* [WHAT YOU WILL DO]:
Please set down all the lines beneath this one exactly, without the pictures.

START

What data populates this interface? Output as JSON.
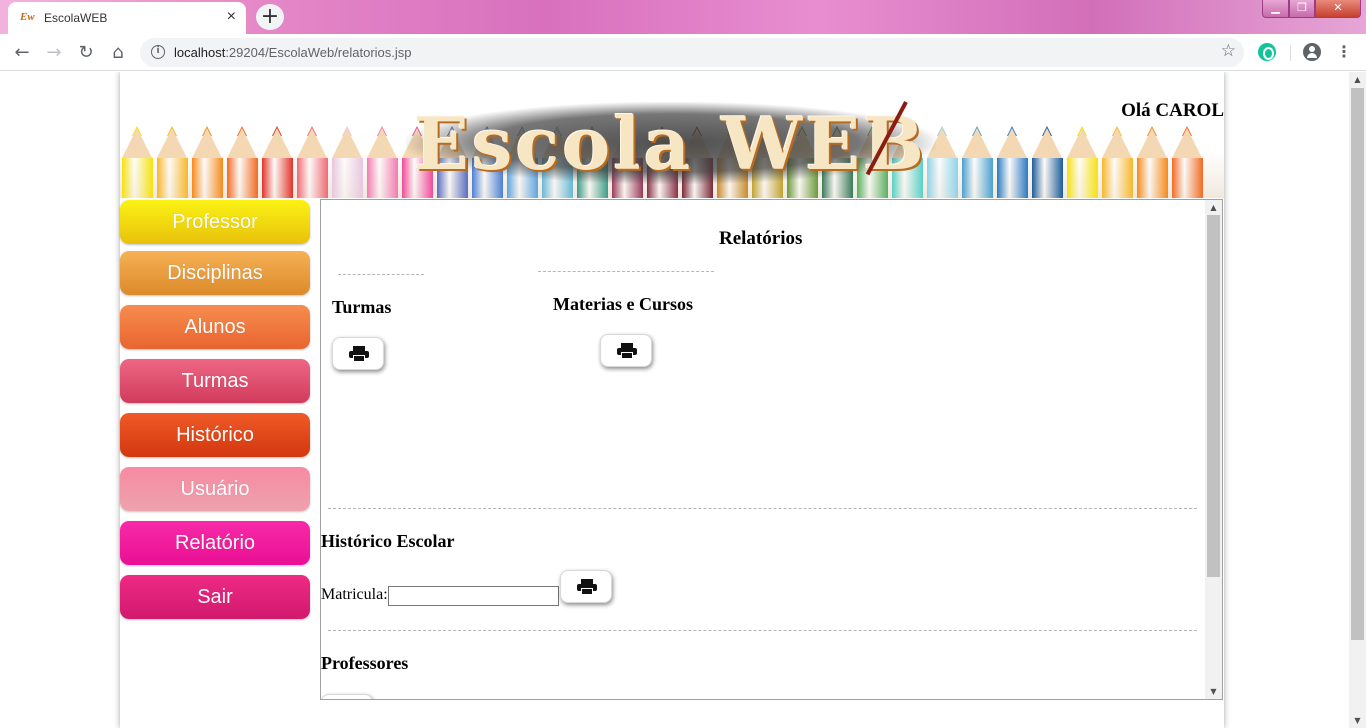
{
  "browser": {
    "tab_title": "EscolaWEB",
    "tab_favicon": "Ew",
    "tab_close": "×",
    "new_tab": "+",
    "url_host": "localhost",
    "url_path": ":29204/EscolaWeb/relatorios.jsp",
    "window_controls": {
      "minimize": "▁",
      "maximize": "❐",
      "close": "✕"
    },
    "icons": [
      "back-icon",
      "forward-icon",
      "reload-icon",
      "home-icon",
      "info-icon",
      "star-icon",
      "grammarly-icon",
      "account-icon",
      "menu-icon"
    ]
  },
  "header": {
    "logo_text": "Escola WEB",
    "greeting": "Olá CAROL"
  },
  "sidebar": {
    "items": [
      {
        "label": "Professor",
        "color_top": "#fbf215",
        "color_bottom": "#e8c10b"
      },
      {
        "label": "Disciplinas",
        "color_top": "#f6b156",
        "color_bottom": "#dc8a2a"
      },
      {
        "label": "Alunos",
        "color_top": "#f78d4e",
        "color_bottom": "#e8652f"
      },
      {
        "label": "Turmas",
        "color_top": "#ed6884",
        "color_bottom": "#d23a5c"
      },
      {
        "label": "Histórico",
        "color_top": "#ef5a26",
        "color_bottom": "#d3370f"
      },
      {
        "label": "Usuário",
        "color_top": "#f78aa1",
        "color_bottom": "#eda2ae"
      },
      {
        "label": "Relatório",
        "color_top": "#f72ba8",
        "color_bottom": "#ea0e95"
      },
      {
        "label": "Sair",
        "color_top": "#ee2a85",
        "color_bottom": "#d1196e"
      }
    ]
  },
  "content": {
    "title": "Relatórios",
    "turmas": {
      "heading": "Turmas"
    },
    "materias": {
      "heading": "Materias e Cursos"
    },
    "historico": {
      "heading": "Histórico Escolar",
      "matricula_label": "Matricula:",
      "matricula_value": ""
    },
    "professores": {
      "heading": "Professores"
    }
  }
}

END

* [RESULT OF THE EXERCISE]:
What data populates this interface? Output as JSON.
{
  "browser": {
    "tab_title": "EscolaWEB",
    "tab_favicon": "Ew",
    "tab_close": "×",
    "new_tab": "+",
    "url_host": "localhost",
    "url_path": ":29204/EscolaWeb/relatorios.jsp",
    "window_controls": {
      "minimize": "▁",
      "maximize": "❐",
      "close": "✕"
    },
    "icons": [
      "back-icon",
      "forward-icon",
      "reload-icon",
      "home-icon",
      "info-icon",
      "star-icon",
      "grammarly-icon",
      "account-icon",
      "menu-icon"
    ]
  },
  "header": {
    "logo_text": "Escola WEB",
    "greeting": "Olá CAROL"
  },
  "sidebar": {
    "items": [
      {
        "label": "Professor",
        "color_top": "#fbf215",
        "color_bottom": "#e8c10b"
      },
      {
        "label": "Disciplinas",
        "color_top": "#f6b156",
        "color_bottom": "#dc8a2a"
      },
      {
        "label": "Alunos",
        "color_top": "#f78d4e",
        "color_bottom": "#e8652f"
      },
      {
        "label": "Turmas",
        "color_top": "#ed6884",
        "color_bottom": "#d23a5c"
      },
      {
        "label": "Histórico",
        "color_top": "#ef5a26",
        "color_bottom": "#d3370f"
      },
      {
        "label": "Usuário",
        "color_top": "#f78aa1",
        "color_bottom": "#eda2ae"
      },
      {
        "label": "Relatório",
        "color_top": "#f72ba8",
        "color_bottom": "#ea0e95"
      },
      {
        "label": "Sair",
        "color_top": "#ee2a85",
        "color_bottom": "#d1196e"
      }
    ]
  },
  "content": {
    "title": "Relatórios",
    "turmas": {
      "heading": "Turmas"
    },
    "materias": {
      "heading": "Materias e Cursos"
    },
    "historico": {
      "heading": "Histórico Escolar",
      "matricula_label": "Matricula:",
      "matricula_value": ""
    },
    "professores": {
      "heading": "Professores"
    }
  }
}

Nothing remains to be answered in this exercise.